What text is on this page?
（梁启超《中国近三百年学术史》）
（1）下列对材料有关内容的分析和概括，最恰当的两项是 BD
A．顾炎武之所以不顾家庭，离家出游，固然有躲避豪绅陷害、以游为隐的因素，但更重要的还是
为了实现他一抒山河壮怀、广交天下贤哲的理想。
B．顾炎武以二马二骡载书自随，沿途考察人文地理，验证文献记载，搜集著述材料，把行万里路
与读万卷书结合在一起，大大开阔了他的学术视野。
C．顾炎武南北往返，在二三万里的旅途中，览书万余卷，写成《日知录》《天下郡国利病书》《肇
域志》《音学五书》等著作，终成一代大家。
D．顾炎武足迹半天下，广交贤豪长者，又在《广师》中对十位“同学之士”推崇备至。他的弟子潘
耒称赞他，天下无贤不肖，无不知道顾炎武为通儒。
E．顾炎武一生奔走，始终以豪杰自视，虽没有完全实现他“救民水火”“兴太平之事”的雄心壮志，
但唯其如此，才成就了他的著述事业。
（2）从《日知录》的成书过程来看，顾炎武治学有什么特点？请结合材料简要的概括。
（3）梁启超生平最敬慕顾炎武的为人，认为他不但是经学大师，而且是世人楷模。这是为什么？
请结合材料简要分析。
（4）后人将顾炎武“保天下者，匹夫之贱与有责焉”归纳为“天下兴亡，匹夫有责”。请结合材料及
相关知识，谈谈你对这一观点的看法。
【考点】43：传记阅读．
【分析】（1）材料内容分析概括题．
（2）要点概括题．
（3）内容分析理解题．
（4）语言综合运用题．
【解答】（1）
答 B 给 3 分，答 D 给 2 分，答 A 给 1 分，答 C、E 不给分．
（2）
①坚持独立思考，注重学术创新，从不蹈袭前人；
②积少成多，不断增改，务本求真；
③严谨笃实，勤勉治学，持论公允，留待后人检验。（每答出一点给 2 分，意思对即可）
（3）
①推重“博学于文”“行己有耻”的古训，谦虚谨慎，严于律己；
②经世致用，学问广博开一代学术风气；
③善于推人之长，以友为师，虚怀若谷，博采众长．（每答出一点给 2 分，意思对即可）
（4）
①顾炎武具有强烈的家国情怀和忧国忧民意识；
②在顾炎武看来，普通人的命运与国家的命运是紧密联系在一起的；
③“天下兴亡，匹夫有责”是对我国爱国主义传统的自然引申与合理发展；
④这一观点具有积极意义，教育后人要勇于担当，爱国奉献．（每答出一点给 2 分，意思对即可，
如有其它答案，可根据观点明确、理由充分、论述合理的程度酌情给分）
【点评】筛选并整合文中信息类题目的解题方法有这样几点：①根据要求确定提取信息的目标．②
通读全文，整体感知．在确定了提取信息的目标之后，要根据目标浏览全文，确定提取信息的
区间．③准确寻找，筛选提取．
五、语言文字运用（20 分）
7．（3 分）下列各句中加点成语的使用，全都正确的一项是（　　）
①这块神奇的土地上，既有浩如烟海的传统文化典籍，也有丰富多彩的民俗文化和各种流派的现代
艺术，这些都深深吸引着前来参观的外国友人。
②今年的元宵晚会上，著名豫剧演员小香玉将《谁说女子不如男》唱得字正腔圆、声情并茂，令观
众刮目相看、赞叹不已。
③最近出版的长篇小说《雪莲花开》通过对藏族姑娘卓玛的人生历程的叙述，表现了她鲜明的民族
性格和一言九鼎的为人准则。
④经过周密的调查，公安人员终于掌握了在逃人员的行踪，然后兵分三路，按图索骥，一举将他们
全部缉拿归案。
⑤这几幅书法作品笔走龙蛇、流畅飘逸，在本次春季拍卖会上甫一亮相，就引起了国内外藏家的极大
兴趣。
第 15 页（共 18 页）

━━━━━━━━

*SHORT TASK*: Check each line above for the word "匹夫有责", and copy the lines where it appears.

*RESULT FOR THIS TASK*:
（4）后人将顾炎武“保天下者，匹夫之贱与有责焉”归纳为“天下兴亡，匹夫有责”。请结合材料及
③“天下兴亡，匹夫有责”是对我国爱国主义传统的自然引申与合理发展；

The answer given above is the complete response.